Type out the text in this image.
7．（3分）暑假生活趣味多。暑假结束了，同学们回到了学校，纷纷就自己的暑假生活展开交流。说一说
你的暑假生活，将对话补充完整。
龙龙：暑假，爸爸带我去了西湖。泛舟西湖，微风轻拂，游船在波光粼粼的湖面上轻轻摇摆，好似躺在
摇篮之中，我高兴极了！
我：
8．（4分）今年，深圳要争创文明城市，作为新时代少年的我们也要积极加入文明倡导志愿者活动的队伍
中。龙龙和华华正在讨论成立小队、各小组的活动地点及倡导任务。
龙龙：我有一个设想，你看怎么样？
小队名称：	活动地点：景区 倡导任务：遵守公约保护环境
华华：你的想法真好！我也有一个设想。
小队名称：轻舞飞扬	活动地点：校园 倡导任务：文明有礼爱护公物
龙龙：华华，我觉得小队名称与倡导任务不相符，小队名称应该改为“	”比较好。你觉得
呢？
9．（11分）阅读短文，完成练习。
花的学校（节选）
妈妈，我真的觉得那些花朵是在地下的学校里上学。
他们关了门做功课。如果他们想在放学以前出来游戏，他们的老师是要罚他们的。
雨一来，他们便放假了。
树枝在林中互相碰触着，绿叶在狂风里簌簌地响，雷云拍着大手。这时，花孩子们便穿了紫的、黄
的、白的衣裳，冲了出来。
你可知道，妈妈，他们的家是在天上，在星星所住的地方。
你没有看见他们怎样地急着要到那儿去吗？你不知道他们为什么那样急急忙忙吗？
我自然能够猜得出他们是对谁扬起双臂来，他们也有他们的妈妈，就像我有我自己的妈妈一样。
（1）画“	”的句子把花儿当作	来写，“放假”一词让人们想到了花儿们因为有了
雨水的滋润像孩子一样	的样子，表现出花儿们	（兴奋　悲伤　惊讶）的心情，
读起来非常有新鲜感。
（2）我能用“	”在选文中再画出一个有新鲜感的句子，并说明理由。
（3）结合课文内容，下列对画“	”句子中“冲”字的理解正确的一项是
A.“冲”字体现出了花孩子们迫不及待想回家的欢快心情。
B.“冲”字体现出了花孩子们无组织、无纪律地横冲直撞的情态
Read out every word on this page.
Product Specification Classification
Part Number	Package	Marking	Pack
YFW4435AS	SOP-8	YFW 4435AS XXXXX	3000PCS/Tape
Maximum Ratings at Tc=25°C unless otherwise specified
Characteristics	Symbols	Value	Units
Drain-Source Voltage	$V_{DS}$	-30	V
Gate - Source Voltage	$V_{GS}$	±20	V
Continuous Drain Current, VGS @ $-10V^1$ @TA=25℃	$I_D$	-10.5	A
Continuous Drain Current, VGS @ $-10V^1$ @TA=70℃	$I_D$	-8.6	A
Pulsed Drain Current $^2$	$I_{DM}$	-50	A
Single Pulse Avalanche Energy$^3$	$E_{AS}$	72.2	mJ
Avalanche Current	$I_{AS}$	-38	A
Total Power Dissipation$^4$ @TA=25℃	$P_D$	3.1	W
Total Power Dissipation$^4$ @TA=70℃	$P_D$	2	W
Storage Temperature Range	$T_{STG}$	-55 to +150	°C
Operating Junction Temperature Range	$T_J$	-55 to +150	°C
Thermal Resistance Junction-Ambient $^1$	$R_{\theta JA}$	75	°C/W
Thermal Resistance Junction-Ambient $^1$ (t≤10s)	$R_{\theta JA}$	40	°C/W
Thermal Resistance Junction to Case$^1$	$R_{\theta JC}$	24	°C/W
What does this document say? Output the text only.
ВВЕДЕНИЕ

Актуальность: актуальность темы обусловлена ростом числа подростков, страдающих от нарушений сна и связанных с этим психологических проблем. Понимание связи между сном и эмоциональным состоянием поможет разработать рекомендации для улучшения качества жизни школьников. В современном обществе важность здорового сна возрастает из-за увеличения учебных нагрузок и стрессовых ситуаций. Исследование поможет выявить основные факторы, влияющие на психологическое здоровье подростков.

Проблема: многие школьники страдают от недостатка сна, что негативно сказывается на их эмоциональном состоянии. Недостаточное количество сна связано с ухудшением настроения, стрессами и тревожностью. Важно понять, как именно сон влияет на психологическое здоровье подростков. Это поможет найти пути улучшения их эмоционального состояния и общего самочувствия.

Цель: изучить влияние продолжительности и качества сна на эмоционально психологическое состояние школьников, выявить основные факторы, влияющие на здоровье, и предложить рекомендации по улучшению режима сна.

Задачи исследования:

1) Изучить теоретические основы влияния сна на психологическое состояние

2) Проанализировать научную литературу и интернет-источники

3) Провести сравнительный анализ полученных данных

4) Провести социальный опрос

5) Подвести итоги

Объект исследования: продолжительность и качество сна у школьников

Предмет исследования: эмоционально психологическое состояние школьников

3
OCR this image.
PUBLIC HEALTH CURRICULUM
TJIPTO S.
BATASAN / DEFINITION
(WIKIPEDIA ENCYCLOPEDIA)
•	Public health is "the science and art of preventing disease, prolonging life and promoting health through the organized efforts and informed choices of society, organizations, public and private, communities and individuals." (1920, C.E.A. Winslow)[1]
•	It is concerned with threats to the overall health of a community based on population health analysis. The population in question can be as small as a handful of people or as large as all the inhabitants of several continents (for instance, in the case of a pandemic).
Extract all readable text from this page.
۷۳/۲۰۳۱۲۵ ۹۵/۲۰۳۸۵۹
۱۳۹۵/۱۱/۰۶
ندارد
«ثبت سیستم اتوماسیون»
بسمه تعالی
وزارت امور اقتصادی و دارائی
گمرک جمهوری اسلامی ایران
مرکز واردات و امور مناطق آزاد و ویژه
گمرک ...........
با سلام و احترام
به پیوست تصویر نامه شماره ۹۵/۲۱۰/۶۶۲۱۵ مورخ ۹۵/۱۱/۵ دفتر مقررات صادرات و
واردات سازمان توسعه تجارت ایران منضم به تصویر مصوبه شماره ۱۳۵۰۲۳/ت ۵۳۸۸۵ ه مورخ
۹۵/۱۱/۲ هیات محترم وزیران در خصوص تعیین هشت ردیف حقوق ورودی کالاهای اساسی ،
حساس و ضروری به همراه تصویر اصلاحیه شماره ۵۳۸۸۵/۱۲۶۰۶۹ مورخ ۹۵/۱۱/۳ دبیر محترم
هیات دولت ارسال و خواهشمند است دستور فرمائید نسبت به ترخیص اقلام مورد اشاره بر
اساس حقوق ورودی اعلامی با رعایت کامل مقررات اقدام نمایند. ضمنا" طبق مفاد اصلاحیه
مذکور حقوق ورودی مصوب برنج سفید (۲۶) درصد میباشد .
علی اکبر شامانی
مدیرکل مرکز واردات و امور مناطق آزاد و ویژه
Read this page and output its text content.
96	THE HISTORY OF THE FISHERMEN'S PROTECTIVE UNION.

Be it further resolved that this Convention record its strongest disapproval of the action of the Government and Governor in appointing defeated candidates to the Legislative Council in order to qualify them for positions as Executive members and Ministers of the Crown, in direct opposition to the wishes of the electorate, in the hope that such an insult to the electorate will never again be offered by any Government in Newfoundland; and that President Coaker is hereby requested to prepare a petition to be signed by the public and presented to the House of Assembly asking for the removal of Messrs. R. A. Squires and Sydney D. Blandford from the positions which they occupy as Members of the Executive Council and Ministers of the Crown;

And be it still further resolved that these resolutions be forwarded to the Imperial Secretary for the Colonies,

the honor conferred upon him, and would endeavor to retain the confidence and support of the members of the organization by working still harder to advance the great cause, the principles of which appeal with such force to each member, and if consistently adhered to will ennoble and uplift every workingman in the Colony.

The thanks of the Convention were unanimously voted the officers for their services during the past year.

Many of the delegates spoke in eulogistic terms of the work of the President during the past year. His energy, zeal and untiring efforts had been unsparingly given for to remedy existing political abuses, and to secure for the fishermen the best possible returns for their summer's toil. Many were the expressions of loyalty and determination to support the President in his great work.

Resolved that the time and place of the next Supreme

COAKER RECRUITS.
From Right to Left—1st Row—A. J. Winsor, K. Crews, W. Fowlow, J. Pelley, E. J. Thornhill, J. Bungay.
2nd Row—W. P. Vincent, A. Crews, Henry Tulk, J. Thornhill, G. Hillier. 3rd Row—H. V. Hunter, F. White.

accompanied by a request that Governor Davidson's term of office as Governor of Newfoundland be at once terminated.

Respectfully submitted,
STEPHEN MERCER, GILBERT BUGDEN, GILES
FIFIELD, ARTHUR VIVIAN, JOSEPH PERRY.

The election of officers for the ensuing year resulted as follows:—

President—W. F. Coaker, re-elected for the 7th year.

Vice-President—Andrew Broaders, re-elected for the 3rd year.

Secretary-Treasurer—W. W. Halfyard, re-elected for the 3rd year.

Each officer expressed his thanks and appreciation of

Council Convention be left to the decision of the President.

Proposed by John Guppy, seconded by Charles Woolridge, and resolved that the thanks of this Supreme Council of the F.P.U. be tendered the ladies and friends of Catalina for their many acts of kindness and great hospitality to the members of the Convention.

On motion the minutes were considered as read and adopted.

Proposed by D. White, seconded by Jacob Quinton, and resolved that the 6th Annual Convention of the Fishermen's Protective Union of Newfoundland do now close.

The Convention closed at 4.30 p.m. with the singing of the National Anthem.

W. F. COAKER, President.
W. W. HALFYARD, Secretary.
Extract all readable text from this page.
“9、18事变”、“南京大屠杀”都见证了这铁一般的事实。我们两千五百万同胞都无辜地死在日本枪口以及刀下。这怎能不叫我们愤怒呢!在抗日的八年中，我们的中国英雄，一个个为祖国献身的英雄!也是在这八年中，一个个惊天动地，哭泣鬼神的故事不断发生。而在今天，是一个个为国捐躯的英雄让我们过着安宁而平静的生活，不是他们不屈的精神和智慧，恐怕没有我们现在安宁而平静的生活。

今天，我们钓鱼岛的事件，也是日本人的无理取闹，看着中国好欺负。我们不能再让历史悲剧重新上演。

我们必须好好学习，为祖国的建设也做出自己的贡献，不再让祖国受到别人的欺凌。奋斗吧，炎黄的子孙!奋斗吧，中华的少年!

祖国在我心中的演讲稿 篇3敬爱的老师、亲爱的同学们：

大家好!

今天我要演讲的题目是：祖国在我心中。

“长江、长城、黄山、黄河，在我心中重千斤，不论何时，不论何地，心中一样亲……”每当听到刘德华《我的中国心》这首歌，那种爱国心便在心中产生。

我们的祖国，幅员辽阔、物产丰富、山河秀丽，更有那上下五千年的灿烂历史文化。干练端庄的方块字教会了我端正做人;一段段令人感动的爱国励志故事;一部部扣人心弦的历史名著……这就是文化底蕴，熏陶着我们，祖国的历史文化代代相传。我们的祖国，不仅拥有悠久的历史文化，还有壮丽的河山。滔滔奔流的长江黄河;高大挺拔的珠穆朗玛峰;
····················
* [Short problem]: Gather each line in the entries above where the string "elected" is found.

* [Written response]:
President—W. F. Coaker, re-elected for the 7th year.
Vice-President—Andrew Broaders, re-elected for the 3rd year.
Secretary-Treasurer—W. W. Halfyard, re-elected for the 3rd year.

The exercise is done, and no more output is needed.